▸ **Given problem**
Write out the full listing exactly as given, minus the images.

▸ **Data entries**

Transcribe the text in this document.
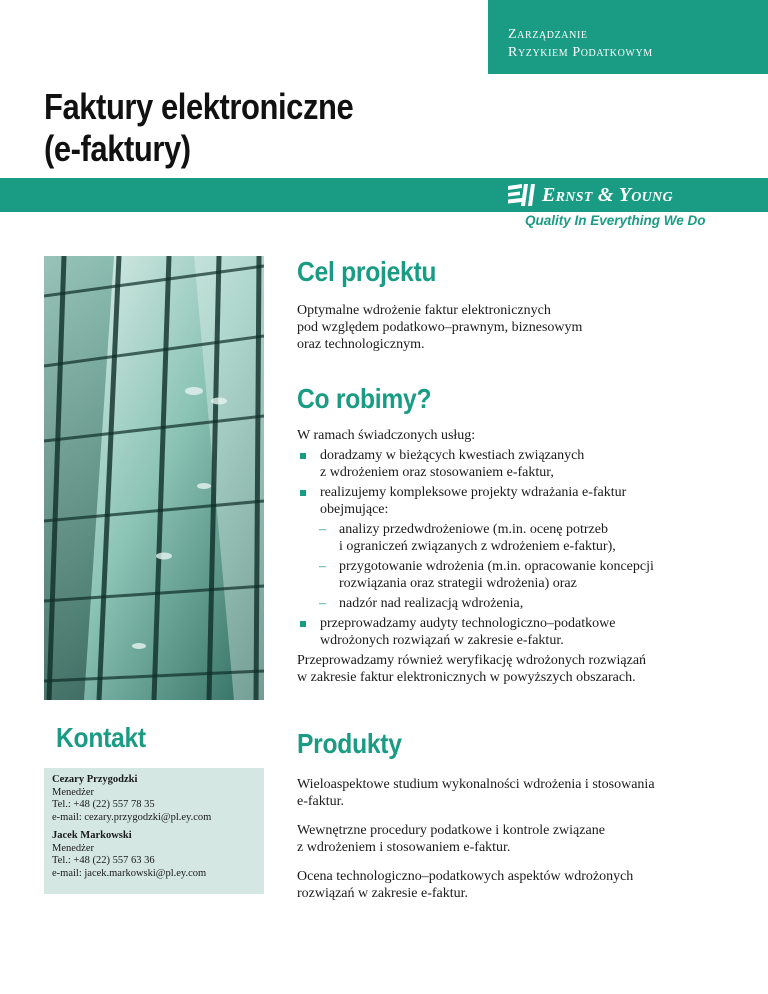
Zarządzanie
Ryzykiem Podatkowym
Faktury elektroniczne
(e-faktury)
Ernst & Young
Quality In Everything We Do
Cel projektu
Optymalne wdrożenie faktur elektronicznych
pod względem podatkowo–prawnym, biznesowym
oraz technologicznym.
Co robimy?
W ramach świadczonych usług:
doradzamy w bieżących kwestiach związanych
z wdrożeniem oraz stosowaniem e-faktur,
realizujemy kompleksowe projekty wdrażania e-faktur
obejmujące:
– analizy przedwdrożeniowe (m.in. ocenę potrzeb
i ograniczeń związanych z wdrożeniem e-faktur),
– przygotowanie wdrożenia (m.in. opracowanie koncepcji
rozwiązania oraz strategii wdrożenia) oraz
– nadzór nad realizacją wdrożenia,
przeprowadzamy audyty technologiczno–podatkowe
wdrożonych rozwiązań w zakresie e-faktur.
Przeprowadzamy również weryfikację wdrożonych rozwiązań
w zakresie faktur elektronicznych w powyższych obszarach.
Kontakt
Cezary Przygodzki
Menedżer
Tel.: +48 (22) 557 78 35
e-mail: cezary.przygodzki@pl.ey.com
Jacek Markowski
Menedżer
Tel.: +48 (22) 557 63 36
e-mail: jacek.markowski@pl.ey.com
Produkty

Wieloaspektowe studium wykonalności wdrożenia i stosowania
e-faktur.

Wewnętrzne procedury podatkowe i kontrole związane
z wdrożeniem i stosowaniem e-faktur.

Ocena technologiczno–podatkowych aspektów wdrożonych
rozwiązań w zakresie e-faktur.
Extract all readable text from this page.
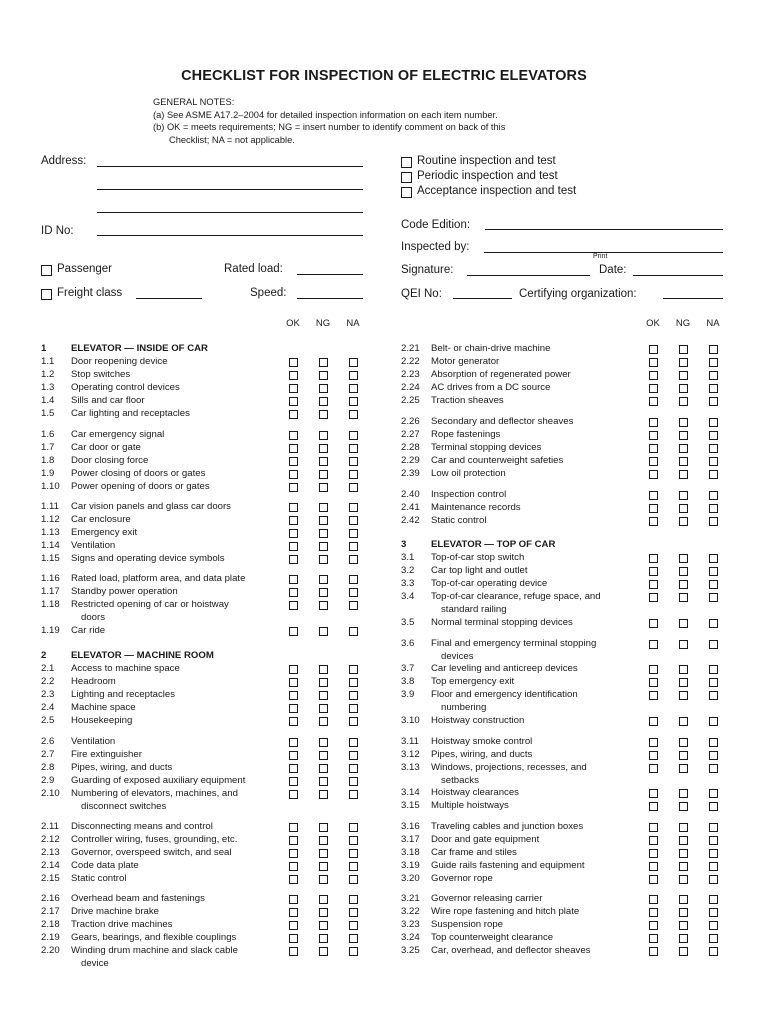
CHECKLIST FOR INSPECTION OF ELECTRIC ELEVATORS
GENERAL NOTES:
(a) See ASME A17.2–2004 for detailed inspection information on each item number.
(b) OK = meets requirements; NG = insert number to identify comment on back of this
Checklist; NA = not applicable.
Address:
ID No:
Passenger	Rated load:
Freight class	Speed:
Routine inspection and test
Periodic inspection and test
Acceptance inspection and test
Code Edition:
Inspected by:
Print
Signature:	Date:
QEI No:	Certifying organization:
OK	NG	NA	OK	NG	NA
1	ELEVATOR — INSIDE OF CAR
1.1 Door reopening device
1.2 Stop switches
1.3 Operating control devices
1.4 Sills and car floor
1.5 Car lighting and receptacles
1.6 Car emergency signal
1.7 Car door or gate
1.8 Door closing force
1.9 Power closing of doors or gates
1.10 Power opening of doors or gates
1.11 Car vision panels and glass car doors
1.12 Car enclosure
1.13 Emergency exit
1.14 Ventilation
1.15 Signs and operating device symbols
1.16 Rated load, platform area, and data plate
1.17 Standby power operation
1.18 Restricted opening of car or hoistway
doors
1.19 Car ride
2	ELEVATOR — MACHINE ROOM
2.1 Access to machine space
2.2 Headroom
2.3 Lighting and receptacles
2.4 Machine space
2.5 Housekeeping
2.6 Ventilation
2.7 Fire extinguisher
2.8 Pipes, wiring, and ducts
2.9 Guarding of exposed auxiliary equipment
2.10 Numbering of elevators, machines, and
disconnect switches
2.11 Disconnecting means and control
2.12 Controller wiring, fuses, grounding, etc.
2.13 Governor, overspeed switch, and seal
2.14 Code data plate
2.15 Static control
2.16 Overhead beam and fastenings
2.17 Drive machine brake
2.18 Traction drive machines
2.19 Gears, bearings, and flexible couplings
2.20 Winding drum machine and slack cable
device
2.21 Belt- or chain-drive machine
2.22 Motor generator
2.23 Absorption of regenerated power
2.24 AC drives from a DC source
2.25 Traction sheaves
2.26 Secondary and deflector sheaves
2.27 Rope fastenings
2.28 Terminal stopping devices
2.29 Car and counterweight safeties
2.39 Low oil protection
2.40 Inspection control
2.41 Maintenance records
2.42 Static control
3	ELEVATOR — TOP OF CAR
3.1 Top-of-car stop switch
3.2 Car top light and outlet
3.3 Top-of-car operating device
3.4 Top-of-car clearance, refuge space, and
standard railing
3.5 Normal terminal stopping devices
3.6 Final and emergency terminal stopping
devices
3.7 Car leveling and anticreep devices
3.8 Top emergency exit
3.9 Floor and emergency identification
numbering
3.10 Hoistway construction
3.11 Hoistway smoke control
3.12 Pipes, wiring, and ducts
3.13 Windows, projections, recesses, and
setbacks
3.14 Hoistway clearances
3.15 Multiple hoistways
3.16 Traveling cables and junction boxes
3.17 Door and gate equipment
3.18 Car frame and stiles
3.19 Guide rails fastening and equipment
3.20 Governor rope
3.21 Governor releasing carrier
3.22 Wire rope fastening and hitch plate
3.23 Suspension rope
3.24 Top counterweight clearance
3.25 Car, overhead, and deflector sheaves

▸ **Response**
Transcribe the text in this document.
Zarządzanie
Ryzykiem Podatkowym
Faktury elektroniczne
(e-faktury)
Ernst & Young
Quality In Everything We Do
Cel projektu
Optymalne wdrożenie faktur elektronicznych
pod względem podatkowo–prawnym, biznesowym
oraz technologicznym.
Co robimy?
W ramach świadczonych usług:
doradzamy w bieżących kwestiach związanych
z wdrożeniem oraz stosowaniem e-faktur,
realizujemy kompleksowe projekty wdrażania e-faktur
obejmujące:
– analizy przedwdrożeniowe (m.in. ocenę potrzeb
i ograniczeń związanych z wdrożeniem e-faktur),
– przygotowanie wdrożenia (m.in. opracowanie koncepcji
rozwiązania oraz strategii wdrożenia) oraz
– nadzór nad realizacją wdrożenia,
przeprowadzamy audyty technologiczno–podatkowe
wdrożonych rozwiązań w zakresie e-faktur.
Przeprowadzamy również weryfikację wdrożonych rozwiązań
w zakresie faktur elektronicznych w powyższych obszarach.
Kontakt
Cezary Przygodzki
Menedżer
Tel.: +48 (22) 557 78 35
e-mail: cezary.przygodzki@pl.ey.com
Jacek Markowski
Menedżer
Tel.: +48 (22) 557 63 36
e-mail: jacek.markowski@pl.ey.com
Produkty

Wieloaspektowe studium wykonalności wdrożenia i stosowania
e-faktur.

Wewnętrzne procedury podatkowe i kontrole związane
z wdrożeniem i stosowaniem e-faktur.

Ocena technologiczno–podatkowych aspektów wdrożonych
rozwiązań w zakresie e-faktur.
Extract all readable text from this page.
CHECKLIST FOR INSPECTION OF ELECTRIC ELEVATORS
GENERAL NOTES:
(a) See ASME A17.2–2004 for detailed inspection information on each item number.
(b) OK = meets requirements; NG = insert number to identify comment on back of this
Checklist; NA = not applicable.
Address:
ID No:
Passenger	Rated load:
Freight class	Speed:
Routine inspection and test
Periodic inspection and test
Acceptance inspection and test
Code Edition:
Inspected by:
Print
Signature:	Date:
QEI No:	Certifying organization:
OK	NG	NA	OK	NG	NA
1	ELEVATOR — INSIDE OF CAR
1.1 Door reopening device
1.2 Stop switches
1.3 Operating control devices
1.4 Sills and car floor
1.5 Car lighting and receptacles
1.6 Car emergency signal
1.7 Car door or gate
1.8 Door closing force
1.9 Power closing of doors or gates
1.10 Power opening of doors or gates
1.11 Car vision panels and glass car doors
1.12 Car enclosure
1.13 Emergency exit
1.14 Ventilation
1.15 Signs and operating device symbols
1.16 Rated load, platform area, and data plate
1.17 Standby power operation
1.18 Restricted opening of car or hoistway
doors
1.19 Car ride
2	ELEVATOR — MACHINE ROOM
2.1 Access to machine space
2.2 Headroom
2.3 Lighting and receptacles
2.4 Machine space
2.5 Housekeeping
2.6 Ventilation
2.7 Fire extinguisher
2.8 Pipes, wiring, and ducts
2.9 Guarding of exposed auxiliary equipment
2.10 Numbering of elevators, machines, and
disconnect switches
2.11 Disconnecting means and control
2.12 Controller wiring, fuses, grounding, etc.
2.13 Governor, overspeed switch, and seal
2.14 Code data plate
2.15 Static control
2.16 Overhead beam and fastenings
2.17 Drive machine brake
2.18 Traction drive machines
2.19 Gears, bearings, and flexible couplings
2.20 Winding drum machine and slack cable
device
2.21 Belt- or chain-drive machine
2.22 Motor generator
2.23 Absorption of regenerated power
2.24 AC drives from a DC source
2.25 Traction sheaves
2.26 Secondary and deflector sheaves
2.27 Rope fastenings
2.28 Terminal stopping devices
2.29 Car and counterweight safeties
2.39 Low oil protection
2.40 Inspection control
2.41 Maintenance records
2.42 Static control
3	ELEVATOR — TOP OF CAR
3.1 Top-of-car stop switch
3.2 Car top light and outlet
3.3 Top-of-car operating device
3.4 Top-of-car clearance, refuge space, and
standard railing
3.5 Normal terminal stopping devices
3.6 Final and emergency terminal stopping
devices
3.7 Car leveling and anticreep devices
3.8 Top emergency exit
3.9 Floor and emergency identification
numbering
3.10 Hoistway construction
3.11 Hoistway smoke control
3.12 Pipes, wiring, and ducts
3.13 Windows, projections, recesses, and
setbacks
3.14 Hoistway clearances
3.15 Multiple hoistways
3.16 Traveling cables and junction boxes
3.17 Door and gate equipment
3.18 Car frame and stiles
3.19 Guide rails fastening and equipment
3.20 Governor rope
3.21 Governor releasing carrier
3.22 Wire rope fastening and hitch plate
3.23 Suspension rope
3.24 Top counterweight clearance
3.25 Car, overhead, and deflector sheaves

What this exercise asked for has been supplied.